-- WHAT YOU NEED TO DO --
Copy the lines below verbatim, starting with the first line and ending with the line containing "y-tick-label: 100000 xyxy=(14,333,67,349)".

-- Element and coordinate records --
--- begin ---
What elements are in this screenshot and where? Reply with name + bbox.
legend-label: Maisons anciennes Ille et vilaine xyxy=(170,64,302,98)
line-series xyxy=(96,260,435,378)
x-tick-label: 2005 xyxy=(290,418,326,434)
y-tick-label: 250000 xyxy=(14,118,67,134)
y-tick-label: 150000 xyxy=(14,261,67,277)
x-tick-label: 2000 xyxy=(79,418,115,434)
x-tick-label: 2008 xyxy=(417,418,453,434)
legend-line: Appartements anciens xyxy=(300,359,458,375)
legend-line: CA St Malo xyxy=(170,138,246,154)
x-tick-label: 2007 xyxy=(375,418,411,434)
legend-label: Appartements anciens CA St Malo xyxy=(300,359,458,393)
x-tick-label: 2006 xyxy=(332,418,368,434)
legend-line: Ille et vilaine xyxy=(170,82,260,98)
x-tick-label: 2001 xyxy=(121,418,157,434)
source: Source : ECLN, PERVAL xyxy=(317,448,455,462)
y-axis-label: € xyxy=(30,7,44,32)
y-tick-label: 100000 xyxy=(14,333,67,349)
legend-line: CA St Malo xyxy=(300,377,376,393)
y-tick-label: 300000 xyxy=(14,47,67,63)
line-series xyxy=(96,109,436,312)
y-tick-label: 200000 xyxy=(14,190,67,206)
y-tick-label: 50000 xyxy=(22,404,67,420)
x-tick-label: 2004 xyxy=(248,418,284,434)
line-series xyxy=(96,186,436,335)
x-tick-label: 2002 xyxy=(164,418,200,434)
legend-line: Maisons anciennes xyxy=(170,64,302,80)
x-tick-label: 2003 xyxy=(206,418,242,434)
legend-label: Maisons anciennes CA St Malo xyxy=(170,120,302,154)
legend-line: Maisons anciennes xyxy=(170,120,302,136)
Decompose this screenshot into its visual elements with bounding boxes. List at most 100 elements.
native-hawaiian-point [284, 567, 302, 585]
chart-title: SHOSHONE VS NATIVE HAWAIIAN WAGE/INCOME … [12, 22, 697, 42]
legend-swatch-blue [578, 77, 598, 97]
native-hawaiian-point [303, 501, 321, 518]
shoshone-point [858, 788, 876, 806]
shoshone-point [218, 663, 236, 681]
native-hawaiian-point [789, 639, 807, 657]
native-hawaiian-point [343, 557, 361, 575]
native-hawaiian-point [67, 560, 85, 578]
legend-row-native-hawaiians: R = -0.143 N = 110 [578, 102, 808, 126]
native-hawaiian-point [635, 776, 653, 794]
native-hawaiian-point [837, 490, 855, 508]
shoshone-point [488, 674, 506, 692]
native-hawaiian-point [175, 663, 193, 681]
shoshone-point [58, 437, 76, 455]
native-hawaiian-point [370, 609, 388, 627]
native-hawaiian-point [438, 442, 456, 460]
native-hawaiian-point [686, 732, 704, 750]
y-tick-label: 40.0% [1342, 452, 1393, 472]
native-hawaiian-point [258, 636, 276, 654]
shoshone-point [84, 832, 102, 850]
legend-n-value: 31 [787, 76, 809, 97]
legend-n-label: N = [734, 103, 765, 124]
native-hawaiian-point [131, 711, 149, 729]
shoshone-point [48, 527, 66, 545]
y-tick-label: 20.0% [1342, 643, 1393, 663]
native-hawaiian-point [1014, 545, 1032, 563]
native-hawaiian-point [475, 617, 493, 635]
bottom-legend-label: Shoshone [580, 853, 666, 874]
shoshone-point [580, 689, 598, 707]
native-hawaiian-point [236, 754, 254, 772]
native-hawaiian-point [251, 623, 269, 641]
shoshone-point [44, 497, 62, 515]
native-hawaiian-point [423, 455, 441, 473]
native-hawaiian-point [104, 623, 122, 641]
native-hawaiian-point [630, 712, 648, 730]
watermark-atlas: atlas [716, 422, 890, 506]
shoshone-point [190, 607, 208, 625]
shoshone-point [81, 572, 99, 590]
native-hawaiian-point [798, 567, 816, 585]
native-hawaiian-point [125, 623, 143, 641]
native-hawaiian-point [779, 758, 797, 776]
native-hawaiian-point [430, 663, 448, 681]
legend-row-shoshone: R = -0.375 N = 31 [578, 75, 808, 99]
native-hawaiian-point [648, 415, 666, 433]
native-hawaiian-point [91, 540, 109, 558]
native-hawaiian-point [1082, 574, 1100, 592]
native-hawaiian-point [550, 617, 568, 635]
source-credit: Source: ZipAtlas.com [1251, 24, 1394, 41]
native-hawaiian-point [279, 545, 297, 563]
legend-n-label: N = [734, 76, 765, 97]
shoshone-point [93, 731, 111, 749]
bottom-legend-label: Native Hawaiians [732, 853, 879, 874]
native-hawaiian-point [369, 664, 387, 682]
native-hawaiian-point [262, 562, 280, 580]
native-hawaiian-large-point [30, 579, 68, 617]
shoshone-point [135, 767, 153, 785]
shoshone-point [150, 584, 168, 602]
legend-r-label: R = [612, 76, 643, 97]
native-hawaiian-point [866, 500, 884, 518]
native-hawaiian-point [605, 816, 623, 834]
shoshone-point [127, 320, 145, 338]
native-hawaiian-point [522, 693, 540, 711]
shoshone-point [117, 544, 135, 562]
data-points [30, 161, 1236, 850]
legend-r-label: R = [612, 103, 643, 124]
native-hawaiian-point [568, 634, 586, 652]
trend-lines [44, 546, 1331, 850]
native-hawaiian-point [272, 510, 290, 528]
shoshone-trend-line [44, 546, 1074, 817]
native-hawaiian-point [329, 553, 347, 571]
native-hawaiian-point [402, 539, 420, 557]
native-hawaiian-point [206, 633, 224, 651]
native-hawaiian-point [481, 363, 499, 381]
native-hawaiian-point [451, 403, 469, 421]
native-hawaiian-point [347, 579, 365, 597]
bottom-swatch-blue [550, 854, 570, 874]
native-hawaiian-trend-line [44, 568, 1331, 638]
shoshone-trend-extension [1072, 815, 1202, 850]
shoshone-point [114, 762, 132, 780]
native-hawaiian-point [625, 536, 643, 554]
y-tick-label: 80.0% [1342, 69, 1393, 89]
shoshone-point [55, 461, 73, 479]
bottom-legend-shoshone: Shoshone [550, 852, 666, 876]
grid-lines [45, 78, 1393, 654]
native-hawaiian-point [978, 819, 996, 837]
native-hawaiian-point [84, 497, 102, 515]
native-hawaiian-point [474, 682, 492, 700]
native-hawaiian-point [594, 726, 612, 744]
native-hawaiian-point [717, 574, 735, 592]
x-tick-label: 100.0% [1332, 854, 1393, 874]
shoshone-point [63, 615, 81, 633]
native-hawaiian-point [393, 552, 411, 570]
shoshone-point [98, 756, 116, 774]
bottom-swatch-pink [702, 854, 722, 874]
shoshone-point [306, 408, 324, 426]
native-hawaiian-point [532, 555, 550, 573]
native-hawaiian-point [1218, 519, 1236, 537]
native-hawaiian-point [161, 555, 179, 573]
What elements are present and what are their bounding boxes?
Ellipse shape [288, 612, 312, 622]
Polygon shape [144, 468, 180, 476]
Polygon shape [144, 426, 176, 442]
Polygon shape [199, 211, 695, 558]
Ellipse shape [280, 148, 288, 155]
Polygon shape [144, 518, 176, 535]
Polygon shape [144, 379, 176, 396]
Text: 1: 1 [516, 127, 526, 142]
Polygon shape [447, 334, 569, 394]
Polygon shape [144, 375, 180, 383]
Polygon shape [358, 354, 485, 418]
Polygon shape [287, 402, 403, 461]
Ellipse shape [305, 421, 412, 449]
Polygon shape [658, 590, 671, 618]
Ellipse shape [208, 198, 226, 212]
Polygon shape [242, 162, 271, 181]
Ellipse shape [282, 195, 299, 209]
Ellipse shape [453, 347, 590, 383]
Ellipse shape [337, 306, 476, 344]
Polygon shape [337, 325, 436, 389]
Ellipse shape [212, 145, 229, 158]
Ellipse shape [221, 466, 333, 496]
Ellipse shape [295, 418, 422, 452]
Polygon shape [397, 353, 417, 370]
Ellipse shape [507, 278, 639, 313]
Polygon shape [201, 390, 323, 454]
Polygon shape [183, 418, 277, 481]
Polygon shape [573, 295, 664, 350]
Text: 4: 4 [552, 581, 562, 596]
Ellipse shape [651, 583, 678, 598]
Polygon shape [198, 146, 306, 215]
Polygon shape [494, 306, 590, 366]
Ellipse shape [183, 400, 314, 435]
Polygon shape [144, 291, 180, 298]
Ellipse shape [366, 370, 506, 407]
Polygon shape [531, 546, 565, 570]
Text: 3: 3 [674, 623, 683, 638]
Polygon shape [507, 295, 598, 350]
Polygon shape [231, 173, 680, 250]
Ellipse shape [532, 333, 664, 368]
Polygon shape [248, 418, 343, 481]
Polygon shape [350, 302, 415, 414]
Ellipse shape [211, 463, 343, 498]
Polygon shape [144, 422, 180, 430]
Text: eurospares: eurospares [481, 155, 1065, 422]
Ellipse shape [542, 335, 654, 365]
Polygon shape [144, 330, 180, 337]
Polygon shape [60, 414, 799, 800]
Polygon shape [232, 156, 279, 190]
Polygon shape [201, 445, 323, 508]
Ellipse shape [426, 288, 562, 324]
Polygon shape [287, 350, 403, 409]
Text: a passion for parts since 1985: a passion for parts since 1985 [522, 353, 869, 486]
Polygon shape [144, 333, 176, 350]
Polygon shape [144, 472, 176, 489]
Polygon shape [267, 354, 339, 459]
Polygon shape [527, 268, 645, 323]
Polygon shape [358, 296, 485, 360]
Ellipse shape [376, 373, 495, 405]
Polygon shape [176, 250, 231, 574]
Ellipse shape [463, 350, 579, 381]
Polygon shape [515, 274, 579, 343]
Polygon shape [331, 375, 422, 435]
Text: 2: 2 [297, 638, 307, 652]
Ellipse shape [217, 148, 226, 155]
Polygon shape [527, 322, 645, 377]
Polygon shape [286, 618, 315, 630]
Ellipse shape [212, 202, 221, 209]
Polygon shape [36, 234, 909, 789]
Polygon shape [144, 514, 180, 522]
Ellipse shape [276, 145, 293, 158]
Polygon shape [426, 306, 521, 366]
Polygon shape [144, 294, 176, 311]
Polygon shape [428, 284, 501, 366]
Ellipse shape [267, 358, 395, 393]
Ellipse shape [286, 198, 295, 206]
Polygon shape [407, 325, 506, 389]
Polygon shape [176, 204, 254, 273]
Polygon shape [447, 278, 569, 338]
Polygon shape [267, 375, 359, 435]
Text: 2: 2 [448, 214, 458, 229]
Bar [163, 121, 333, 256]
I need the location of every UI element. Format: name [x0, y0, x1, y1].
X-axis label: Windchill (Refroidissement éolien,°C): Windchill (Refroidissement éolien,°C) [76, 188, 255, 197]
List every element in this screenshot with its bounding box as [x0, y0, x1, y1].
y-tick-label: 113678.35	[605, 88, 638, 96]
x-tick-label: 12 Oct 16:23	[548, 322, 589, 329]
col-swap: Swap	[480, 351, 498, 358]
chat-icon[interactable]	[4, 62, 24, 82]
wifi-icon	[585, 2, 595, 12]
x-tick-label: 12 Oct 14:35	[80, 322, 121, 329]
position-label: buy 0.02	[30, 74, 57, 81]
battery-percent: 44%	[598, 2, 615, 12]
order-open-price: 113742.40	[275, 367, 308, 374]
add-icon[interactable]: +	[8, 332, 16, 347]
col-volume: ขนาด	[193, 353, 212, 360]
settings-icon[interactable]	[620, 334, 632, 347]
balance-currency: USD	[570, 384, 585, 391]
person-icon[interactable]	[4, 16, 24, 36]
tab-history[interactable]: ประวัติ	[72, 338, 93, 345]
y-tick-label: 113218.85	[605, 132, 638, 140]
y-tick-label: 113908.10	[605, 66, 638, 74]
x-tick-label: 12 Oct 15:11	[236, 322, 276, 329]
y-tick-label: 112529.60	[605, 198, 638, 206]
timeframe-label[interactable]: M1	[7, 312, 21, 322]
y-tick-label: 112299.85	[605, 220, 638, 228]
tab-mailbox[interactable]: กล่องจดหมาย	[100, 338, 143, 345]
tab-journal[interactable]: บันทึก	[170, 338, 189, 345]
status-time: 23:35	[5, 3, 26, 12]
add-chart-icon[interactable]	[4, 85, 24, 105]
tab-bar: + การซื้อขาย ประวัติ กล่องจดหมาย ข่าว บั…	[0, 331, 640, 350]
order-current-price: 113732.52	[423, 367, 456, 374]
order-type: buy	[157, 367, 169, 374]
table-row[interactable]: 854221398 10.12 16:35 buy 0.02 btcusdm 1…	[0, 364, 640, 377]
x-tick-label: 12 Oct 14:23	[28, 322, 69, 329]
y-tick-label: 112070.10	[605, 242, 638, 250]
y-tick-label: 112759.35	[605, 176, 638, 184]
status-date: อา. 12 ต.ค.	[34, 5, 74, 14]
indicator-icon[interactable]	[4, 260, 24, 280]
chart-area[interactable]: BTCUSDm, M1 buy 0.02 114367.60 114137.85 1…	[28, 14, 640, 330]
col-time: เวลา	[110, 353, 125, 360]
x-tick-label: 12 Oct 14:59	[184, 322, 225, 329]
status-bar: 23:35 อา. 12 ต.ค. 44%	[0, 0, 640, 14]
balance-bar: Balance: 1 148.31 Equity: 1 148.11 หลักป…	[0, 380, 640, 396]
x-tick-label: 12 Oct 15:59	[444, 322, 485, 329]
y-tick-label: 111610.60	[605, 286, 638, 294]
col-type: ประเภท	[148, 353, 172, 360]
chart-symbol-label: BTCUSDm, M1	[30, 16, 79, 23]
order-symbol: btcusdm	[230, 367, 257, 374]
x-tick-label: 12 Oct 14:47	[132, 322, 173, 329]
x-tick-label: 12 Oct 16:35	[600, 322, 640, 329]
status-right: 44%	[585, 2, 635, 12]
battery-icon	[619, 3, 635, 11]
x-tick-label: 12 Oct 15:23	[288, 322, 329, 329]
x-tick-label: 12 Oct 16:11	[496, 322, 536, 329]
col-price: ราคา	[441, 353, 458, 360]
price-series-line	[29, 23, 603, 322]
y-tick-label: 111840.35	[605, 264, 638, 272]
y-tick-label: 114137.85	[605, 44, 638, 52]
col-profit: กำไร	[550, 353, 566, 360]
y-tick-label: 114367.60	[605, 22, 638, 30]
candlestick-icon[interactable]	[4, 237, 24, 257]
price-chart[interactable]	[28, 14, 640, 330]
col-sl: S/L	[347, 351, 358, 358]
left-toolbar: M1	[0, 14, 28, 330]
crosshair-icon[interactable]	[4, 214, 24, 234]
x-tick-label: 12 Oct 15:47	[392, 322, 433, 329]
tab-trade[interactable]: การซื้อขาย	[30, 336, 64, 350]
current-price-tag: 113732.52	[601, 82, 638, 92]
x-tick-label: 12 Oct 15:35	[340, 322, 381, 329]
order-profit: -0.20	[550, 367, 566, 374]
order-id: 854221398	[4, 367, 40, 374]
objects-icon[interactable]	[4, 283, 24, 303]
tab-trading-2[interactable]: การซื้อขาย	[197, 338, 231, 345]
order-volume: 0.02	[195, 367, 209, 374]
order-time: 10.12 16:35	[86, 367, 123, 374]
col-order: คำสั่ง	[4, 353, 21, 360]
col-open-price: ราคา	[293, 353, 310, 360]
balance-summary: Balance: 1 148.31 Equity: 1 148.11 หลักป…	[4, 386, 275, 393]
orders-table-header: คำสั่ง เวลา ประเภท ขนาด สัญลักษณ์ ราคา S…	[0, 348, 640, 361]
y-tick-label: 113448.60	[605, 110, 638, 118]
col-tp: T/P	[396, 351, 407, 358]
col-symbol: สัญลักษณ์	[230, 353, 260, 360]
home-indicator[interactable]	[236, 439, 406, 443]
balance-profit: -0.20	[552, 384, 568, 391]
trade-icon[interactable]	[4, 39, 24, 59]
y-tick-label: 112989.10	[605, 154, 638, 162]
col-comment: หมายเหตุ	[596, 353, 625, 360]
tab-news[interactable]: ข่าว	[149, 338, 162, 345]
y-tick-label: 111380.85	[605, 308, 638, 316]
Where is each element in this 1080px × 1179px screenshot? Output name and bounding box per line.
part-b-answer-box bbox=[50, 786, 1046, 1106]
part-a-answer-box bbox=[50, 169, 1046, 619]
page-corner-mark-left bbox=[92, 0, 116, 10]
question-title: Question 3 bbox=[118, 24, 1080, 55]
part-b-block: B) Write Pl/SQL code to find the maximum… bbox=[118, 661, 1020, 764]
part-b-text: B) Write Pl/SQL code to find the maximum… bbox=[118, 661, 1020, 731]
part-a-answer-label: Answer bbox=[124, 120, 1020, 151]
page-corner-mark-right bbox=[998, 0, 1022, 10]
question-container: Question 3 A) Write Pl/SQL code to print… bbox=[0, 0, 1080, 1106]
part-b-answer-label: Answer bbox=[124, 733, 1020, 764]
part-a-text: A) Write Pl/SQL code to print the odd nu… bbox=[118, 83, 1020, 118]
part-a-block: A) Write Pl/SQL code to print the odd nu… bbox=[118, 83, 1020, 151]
--- end ---
-- RESULT OF THE EXERCISE --
What elements are in this screenshot and where? Reply with name + bbox.
legend-label: Maisons anciennes Ille et vilaine xyxy=(170,64,302,98)
line-series xyxy=(96,260,435,378)
x-tick-label: 2005 xyxy=(290,418,326,434)
y-tick-label: 250000 xyxy=(14,118,67,134)
y-tick-label: 150000 xyxy=(14,261,67,277)
x-tick-label: 2000 xyxy=(79,418,115,434)
x-tick-label: 2008 xyxy=(417,418,453,434)
legend-line: Appartements anciens xyxy=(300,359,458,375)
legend-line: CA St Malo xyxy=(170,138,246,154)
x-tick-label: 2007 xyxy=(375,418,411,434)
legend-label: Appartements anciens CA St Malo xyxy=(300,359,458,393)
x-tick-label: 2006 xyxy=(332,418,368,434)
legend-line: Ille et vilaine xyxy=(170,82,260,98)
x-tick-label: 2001 xyxy=(121,418,157,434)
source: Source : ECLN, PERVAL xyxy=(317,448,455,462)
y-axis-label: € xyxy=(30,7,44,32)
y-tick-label: 100000 xyxy=(14,333,67,349)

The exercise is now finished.